**Problem to solve:** Find how many lines hold the word "层顶标高". Give only the number.

-- begin Given data --

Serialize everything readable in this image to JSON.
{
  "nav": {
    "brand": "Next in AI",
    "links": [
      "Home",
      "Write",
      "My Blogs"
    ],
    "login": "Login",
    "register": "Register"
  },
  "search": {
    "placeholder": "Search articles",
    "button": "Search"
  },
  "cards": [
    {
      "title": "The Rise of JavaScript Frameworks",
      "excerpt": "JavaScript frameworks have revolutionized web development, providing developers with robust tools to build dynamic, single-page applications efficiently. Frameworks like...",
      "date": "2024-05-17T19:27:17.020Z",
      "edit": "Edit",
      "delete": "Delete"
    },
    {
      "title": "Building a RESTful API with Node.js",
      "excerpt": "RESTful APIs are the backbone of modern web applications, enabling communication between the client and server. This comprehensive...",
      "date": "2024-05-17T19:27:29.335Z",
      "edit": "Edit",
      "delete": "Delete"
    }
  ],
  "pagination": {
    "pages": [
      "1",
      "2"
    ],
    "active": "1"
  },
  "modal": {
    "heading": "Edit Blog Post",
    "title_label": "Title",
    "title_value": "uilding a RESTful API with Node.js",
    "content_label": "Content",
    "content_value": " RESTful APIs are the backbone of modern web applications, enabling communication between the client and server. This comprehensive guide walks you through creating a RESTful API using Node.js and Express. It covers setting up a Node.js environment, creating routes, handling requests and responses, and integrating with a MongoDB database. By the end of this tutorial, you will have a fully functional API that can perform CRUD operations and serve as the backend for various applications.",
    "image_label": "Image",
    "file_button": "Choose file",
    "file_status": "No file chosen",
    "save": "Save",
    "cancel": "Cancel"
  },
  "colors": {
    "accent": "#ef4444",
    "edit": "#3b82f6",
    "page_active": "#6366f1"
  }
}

-- end Given data --
-- begin Given data --

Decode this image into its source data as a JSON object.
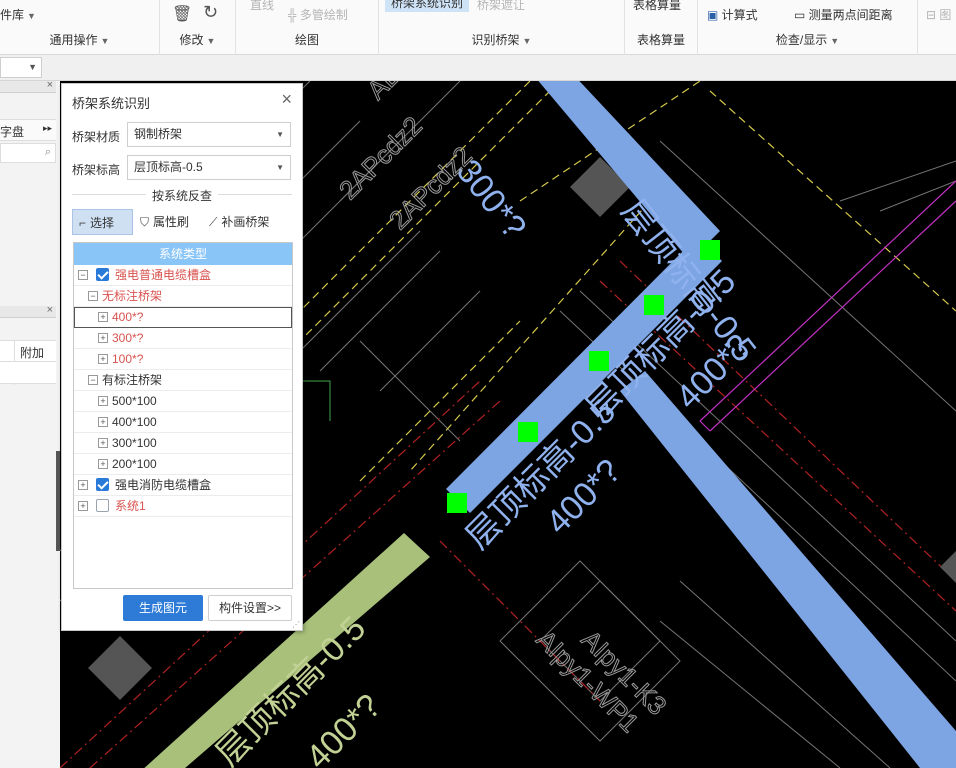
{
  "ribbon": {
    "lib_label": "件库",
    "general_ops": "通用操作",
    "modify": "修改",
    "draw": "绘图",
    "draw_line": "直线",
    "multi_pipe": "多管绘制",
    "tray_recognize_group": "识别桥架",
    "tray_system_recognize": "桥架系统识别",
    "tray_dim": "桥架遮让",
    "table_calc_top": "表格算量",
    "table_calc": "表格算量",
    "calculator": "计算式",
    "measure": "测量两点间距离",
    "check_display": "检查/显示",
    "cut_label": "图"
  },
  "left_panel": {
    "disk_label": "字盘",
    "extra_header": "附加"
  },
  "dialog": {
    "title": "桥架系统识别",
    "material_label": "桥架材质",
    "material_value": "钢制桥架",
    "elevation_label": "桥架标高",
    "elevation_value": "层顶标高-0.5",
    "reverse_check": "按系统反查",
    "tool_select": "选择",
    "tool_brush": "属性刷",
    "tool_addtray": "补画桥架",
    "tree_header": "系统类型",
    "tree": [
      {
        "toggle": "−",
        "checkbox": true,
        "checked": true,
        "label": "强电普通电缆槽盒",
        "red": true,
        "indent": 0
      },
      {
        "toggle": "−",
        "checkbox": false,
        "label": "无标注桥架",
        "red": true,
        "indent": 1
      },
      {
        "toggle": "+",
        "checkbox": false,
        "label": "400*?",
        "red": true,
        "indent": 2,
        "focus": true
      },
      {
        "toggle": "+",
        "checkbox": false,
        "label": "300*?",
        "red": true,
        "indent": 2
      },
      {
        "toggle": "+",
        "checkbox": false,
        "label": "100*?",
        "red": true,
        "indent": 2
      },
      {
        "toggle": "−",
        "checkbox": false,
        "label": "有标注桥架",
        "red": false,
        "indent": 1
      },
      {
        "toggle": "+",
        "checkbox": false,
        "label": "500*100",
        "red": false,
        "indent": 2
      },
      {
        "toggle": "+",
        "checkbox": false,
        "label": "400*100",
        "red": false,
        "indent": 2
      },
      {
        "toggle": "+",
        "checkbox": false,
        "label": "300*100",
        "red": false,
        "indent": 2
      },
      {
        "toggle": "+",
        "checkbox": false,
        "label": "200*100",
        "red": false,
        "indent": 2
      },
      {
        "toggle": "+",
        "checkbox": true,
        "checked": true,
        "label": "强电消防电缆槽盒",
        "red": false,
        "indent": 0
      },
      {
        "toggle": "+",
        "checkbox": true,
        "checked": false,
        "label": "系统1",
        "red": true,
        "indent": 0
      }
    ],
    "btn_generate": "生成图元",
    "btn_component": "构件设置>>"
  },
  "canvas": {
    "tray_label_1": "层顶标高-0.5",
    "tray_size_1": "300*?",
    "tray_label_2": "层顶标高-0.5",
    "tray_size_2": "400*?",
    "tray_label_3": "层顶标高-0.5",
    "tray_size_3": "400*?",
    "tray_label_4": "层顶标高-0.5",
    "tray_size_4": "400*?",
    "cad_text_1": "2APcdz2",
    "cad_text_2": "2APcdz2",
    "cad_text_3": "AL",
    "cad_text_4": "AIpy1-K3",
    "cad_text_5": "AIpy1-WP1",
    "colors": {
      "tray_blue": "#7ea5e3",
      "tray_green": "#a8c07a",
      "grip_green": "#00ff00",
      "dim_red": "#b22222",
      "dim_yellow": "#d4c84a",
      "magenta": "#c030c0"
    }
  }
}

-- end Given data --
-- begin Given data --

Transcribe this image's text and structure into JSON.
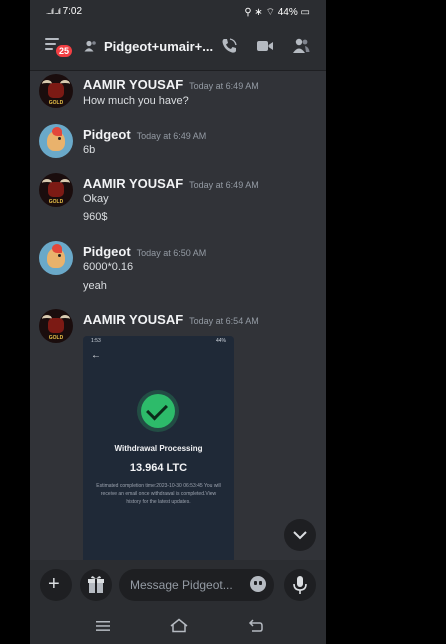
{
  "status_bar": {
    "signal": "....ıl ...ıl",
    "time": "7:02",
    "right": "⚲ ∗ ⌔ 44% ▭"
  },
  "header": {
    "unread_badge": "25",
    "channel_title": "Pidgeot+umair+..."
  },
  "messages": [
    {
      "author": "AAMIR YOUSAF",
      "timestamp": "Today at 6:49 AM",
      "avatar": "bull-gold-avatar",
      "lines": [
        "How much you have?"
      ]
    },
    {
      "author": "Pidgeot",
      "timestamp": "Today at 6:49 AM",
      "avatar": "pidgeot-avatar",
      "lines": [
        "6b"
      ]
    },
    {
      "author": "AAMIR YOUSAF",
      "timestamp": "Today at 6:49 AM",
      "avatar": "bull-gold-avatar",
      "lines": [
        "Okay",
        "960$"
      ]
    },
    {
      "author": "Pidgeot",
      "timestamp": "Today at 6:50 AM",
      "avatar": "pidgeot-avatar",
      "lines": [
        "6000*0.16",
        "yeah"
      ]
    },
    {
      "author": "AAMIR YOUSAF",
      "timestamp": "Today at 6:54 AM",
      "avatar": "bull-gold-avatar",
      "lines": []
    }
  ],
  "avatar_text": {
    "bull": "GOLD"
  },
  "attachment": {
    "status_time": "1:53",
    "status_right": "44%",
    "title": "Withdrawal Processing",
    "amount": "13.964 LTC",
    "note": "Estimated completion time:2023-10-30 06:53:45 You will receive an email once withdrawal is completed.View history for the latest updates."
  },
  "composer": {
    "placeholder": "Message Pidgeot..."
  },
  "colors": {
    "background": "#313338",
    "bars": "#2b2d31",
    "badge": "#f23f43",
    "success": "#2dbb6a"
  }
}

-- end Given data --

**Correct answer:** 5